## WHAT YOU ARE ASKED TO DO
Extract from the listing each line in which the word "subtitle" appears.

## RECORDS SUPPLIED
● ● ● ●

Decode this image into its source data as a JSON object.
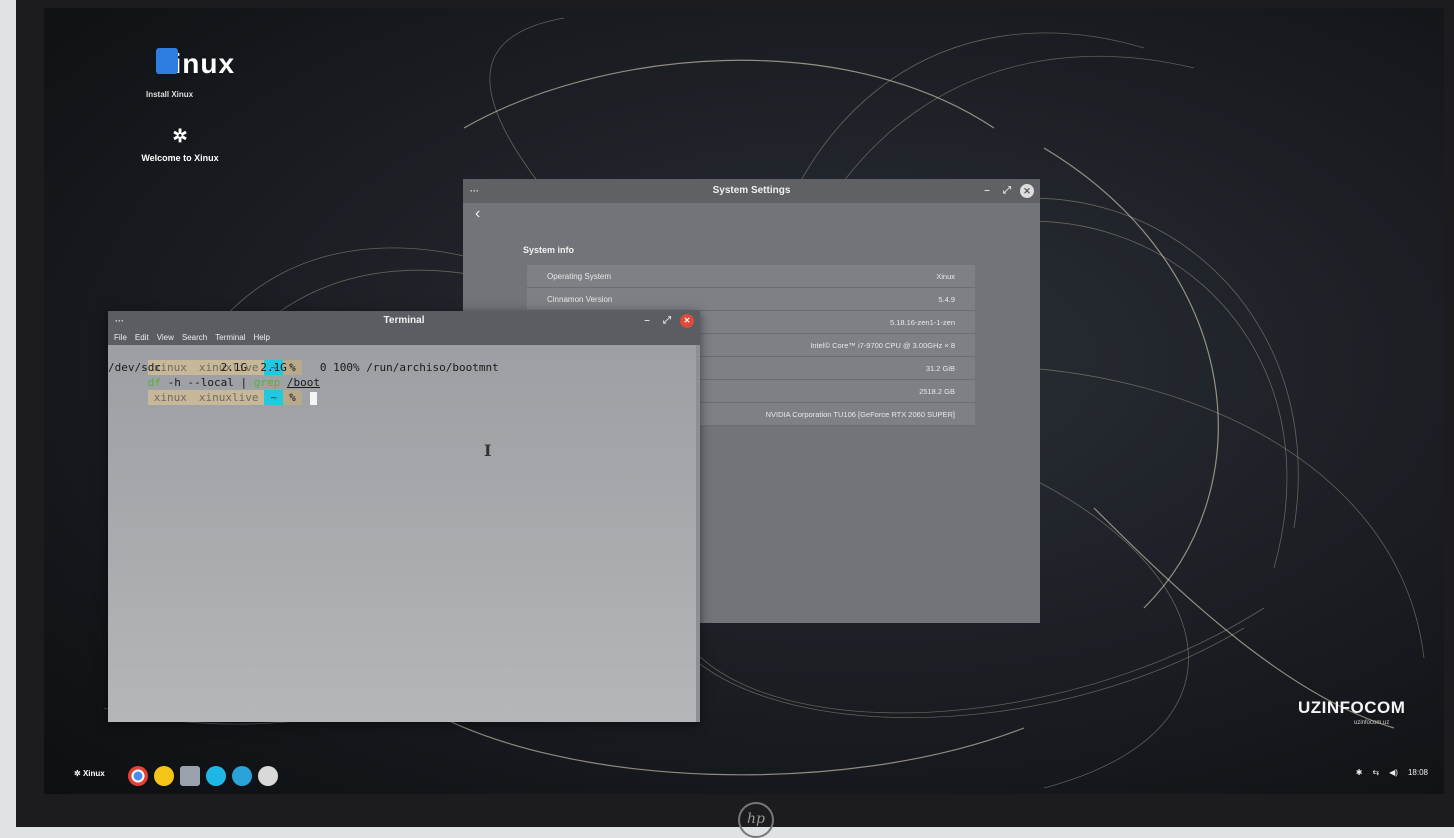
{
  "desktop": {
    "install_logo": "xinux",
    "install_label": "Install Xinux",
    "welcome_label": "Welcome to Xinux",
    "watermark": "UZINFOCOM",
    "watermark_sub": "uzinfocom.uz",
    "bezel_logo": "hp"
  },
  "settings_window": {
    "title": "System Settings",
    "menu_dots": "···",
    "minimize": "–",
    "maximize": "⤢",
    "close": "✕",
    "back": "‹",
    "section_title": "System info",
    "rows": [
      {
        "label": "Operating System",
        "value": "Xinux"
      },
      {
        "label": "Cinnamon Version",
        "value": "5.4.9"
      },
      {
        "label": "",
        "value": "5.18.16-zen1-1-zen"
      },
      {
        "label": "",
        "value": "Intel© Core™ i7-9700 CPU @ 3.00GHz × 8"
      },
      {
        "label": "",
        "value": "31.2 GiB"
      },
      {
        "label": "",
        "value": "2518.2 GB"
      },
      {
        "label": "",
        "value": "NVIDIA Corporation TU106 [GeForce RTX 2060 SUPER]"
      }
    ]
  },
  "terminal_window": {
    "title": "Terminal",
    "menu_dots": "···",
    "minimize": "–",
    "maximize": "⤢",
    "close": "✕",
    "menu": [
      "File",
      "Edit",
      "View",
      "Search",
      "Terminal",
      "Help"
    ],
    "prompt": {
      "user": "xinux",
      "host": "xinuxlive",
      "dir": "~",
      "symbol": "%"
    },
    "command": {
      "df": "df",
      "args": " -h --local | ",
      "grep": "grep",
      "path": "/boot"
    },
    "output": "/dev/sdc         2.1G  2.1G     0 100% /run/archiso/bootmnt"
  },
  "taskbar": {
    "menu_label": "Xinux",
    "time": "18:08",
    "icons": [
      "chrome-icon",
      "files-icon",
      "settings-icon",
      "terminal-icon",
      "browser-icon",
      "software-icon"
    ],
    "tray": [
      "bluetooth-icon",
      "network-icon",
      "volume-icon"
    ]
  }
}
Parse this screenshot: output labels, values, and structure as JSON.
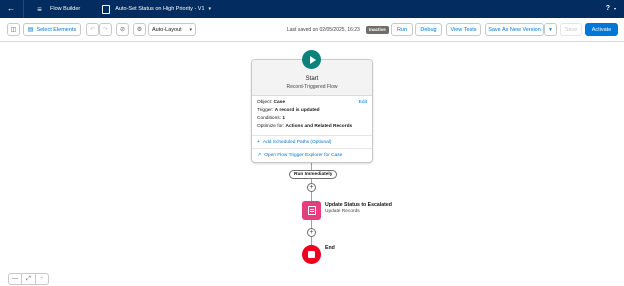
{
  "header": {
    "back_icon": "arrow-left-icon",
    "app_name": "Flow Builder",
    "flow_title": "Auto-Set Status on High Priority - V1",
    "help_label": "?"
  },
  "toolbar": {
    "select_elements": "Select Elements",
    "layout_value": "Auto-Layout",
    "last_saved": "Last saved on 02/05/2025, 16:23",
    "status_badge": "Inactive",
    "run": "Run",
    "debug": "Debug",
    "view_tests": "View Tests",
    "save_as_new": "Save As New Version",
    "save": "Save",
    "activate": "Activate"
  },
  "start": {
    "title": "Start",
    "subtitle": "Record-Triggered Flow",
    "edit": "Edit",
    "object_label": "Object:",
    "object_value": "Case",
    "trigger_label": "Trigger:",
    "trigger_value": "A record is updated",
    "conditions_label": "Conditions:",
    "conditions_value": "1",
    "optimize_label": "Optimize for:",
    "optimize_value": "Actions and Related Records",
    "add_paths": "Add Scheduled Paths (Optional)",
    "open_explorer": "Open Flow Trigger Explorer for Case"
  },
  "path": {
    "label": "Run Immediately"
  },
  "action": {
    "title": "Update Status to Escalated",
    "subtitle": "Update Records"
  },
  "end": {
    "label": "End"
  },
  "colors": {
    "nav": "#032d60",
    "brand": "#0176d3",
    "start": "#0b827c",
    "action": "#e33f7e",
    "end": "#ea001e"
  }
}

● ● ● ●

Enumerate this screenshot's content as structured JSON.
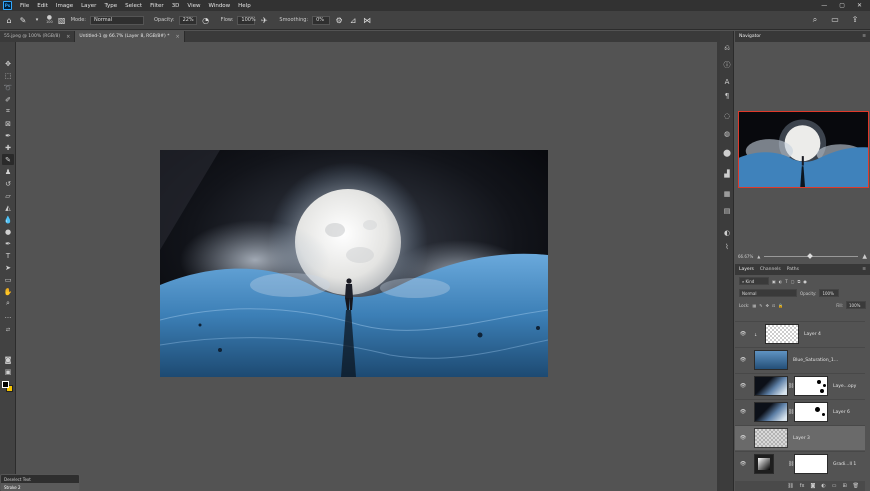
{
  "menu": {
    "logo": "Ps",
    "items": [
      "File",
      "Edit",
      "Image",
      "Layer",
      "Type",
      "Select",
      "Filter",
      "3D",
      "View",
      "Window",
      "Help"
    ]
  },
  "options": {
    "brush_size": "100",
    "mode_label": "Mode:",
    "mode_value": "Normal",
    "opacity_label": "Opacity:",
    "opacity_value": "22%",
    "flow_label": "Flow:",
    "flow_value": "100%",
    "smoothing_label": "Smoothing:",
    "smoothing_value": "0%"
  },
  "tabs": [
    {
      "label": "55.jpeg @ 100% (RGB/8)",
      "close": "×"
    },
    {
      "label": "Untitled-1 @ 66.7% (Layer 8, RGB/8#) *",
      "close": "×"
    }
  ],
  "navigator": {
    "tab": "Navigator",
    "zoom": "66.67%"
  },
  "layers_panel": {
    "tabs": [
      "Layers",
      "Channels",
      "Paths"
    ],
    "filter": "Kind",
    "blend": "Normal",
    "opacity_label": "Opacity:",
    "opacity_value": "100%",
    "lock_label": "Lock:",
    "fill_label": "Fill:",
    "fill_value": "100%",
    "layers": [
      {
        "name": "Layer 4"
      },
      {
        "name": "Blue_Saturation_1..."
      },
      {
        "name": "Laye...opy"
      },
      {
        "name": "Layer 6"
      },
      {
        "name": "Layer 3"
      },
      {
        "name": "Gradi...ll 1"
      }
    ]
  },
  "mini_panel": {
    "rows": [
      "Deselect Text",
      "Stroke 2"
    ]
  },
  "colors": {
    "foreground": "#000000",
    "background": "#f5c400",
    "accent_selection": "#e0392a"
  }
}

● ● ● ●

## WRITTEN SOLUTION
    "subtitle": "Record-Triggered Flow",
    "subtitle": "Update Records"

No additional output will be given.